--- begin RAW RECORDS ---
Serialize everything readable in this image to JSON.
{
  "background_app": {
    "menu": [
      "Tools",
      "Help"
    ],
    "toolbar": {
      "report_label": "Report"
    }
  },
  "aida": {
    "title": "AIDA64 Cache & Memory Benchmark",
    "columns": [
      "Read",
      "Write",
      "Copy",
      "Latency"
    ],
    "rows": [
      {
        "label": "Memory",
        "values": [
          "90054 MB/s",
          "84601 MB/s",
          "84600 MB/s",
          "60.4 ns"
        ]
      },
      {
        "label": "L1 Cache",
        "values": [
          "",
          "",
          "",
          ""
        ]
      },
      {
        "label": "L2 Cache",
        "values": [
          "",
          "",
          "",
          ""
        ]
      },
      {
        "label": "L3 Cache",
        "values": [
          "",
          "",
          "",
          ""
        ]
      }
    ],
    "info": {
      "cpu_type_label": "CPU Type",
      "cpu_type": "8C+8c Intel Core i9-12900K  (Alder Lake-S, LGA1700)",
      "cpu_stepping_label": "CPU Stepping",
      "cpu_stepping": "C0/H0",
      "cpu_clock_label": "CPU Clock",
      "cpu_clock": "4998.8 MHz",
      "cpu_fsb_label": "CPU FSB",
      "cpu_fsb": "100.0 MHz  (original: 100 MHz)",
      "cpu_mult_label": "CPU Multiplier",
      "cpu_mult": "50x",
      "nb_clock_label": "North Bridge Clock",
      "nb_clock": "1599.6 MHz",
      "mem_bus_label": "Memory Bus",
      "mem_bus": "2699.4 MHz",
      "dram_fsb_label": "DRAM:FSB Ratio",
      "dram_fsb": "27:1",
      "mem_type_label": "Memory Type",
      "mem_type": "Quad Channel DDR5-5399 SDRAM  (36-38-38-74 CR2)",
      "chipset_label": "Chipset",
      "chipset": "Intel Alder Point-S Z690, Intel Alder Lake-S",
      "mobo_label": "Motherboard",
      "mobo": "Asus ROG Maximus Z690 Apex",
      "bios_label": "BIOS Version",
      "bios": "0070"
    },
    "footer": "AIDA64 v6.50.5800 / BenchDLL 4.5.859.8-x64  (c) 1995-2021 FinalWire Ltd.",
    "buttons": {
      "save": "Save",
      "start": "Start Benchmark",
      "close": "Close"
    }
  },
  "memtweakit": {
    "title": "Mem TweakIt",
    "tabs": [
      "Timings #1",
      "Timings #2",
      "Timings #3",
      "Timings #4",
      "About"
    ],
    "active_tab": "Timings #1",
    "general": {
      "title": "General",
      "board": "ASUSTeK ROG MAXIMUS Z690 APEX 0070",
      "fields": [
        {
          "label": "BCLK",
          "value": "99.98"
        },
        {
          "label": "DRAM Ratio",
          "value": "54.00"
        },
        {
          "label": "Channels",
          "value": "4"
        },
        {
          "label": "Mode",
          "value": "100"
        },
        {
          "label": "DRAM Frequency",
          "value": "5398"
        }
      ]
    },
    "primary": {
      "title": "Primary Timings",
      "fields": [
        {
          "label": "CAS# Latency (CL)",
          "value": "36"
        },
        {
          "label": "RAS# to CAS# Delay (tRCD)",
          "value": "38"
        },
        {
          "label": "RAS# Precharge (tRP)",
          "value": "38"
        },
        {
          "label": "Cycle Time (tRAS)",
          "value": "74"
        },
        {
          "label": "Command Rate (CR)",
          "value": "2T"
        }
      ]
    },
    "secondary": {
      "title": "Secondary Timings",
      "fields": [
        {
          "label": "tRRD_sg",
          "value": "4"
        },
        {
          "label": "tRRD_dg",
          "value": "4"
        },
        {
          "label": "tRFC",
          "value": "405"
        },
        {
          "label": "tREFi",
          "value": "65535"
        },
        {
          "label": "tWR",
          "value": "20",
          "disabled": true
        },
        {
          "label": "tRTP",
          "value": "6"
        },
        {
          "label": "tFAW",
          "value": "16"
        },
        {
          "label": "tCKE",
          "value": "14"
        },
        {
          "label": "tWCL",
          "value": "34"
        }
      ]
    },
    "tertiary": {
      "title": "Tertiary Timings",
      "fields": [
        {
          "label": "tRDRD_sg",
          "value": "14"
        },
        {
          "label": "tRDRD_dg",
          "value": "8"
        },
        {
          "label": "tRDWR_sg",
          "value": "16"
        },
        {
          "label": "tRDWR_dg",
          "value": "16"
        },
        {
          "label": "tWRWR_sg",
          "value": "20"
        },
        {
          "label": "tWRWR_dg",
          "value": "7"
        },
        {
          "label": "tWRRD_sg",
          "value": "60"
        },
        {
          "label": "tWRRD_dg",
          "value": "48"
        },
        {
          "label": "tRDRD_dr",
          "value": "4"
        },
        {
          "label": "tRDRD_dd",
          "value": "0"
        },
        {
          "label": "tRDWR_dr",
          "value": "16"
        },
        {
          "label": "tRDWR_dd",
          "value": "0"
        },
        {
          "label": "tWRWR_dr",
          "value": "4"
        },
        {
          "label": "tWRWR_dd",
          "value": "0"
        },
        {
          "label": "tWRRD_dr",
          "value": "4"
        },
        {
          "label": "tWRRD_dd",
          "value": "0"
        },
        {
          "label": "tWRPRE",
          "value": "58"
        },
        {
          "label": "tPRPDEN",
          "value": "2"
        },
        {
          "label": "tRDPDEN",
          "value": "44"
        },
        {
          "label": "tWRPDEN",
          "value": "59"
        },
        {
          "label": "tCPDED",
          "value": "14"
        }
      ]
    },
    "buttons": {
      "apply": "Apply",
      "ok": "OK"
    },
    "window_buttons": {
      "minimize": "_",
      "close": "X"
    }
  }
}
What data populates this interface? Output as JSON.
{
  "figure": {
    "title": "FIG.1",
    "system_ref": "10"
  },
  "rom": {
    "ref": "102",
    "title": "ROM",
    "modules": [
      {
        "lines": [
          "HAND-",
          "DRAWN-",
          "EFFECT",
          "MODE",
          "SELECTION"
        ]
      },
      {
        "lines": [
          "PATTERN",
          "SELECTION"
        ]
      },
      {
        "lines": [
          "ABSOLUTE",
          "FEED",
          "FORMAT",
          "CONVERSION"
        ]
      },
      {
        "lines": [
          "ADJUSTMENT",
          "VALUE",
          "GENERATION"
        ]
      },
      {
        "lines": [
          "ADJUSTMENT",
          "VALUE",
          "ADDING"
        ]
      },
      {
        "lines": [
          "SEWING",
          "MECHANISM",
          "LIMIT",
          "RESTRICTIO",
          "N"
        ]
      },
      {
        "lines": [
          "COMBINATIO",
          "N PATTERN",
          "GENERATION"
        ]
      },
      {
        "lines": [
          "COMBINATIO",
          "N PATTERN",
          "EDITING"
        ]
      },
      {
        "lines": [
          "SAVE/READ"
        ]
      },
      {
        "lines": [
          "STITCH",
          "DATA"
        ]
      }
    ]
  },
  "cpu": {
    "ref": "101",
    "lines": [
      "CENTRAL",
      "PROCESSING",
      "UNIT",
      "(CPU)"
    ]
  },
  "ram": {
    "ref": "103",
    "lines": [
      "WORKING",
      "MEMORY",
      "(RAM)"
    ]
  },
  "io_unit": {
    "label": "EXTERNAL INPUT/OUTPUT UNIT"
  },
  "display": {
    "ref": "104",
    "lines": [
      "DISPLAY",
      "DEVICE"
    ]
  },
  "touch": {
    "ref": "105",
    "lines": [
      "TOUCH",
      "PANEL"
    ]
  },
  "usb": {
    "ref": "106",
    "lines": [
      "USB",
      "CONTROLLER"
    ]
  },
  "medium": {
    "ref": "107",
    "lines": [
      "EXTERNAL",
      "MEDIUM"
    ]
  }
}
--- end RAW RECORDS ---
**EXERCISE TASK:** Look through the entries above. Extract each line with the word "Alder".

**TASK RESULT:**
      "cpu_type": "8C+8c Intel Core i9-12900K  (Alder Lake-S, LGA1700)",
      "chipset": "Intel Alder Point-S Z690, Intel Alder Lake-S",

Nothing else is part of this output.